- Exercise:
Look through the lines below and extract any with the word "text".

- Extracted records:

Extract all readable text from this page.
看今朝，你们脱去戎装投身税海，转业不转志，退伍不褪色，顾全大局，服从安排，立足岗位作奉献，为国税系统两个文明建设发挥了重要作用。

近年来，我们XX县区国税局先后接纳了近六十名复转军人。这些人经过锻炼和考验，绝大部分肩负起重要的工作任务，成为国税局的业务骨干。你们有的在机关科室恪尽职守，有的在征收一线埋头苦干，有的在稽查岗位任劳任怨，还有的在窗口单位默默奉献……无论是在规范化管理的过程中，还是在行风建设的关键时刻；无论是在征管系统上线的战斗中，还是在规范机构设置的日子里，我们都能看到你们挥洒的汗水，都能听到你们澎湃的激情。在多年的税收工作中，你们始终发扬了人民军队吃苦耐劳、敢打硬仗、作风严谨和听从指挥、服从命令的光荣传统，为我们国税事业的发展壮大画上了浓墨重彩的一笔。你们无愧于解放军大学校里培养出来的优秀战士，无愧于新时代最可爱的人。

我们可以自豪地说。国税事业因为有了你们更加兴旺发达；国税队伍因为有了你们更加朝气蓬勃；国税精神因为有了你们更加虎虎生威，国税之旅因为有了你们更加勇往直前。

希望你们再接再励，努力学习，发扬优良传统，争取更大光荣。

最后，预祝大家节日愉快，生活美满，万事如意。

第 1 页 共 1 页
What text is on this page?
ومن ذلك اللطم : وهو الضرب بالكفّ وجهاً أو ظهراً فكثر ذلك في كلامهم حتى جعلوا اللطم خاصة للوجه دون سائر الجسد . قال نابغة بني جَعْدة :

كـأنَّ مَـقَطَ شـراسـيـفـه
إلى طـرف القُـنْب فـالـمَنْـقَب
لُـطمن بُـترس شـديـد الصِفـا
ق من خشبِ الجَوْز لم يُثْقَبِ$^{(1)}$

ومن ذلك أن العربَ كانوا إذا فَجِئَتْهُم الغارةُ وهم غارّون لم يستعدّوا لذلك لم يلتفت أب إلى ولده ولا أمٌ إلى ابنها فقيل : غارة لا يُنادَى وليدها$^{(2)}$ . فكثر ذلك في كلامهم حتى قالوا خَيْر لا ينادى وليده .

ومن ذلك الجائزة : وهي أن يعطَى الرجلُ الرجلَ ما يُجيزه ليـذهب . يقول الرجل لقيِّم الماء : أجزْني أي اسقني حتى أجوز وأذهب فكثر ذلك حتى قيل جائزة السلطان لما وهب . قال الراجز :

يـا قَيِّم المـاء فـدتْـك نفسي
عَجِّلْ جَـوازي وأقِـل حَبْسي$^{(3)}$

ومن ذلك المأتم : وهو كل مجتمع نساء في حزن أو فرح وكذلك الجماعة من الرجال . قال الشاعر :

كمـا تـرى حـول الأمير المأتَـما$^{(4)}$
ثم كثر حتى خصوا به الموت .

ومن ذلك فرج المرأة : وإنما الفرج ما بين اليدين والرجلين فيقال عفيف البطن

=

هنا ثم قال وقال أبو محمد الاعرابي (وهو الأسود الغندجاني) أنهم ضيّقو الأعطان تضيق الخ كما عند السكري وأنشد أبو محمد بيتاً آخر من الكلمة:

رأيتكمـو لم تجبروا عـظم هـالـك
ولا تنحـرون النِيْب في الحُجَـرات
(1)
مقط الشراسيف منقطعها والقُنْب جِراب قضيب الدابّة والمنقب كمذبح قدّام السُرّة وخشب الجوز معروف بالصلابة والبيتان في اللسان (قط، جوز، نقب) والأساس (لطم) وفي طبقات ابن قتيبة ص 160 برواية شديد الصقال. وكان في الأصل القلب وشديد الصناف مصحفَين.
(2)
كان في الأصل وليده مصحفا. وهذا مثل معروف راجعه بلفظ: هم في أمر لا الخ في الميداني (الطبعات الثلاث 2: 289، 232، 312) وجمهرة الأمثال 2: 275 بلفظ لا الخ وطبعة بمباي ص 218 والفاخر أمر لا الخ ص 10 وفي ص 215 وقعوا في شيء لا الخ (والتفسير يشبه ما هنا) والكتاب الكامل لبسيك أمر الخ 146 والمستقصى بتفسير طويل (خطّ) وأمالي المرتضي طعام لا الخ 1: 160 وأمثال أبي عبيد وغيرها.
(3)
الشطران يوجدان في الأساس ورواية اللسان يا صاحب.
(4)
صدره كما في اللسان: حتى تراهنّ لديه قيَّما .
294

- Task output:
Extract all readable text from this page.
What text is on this page?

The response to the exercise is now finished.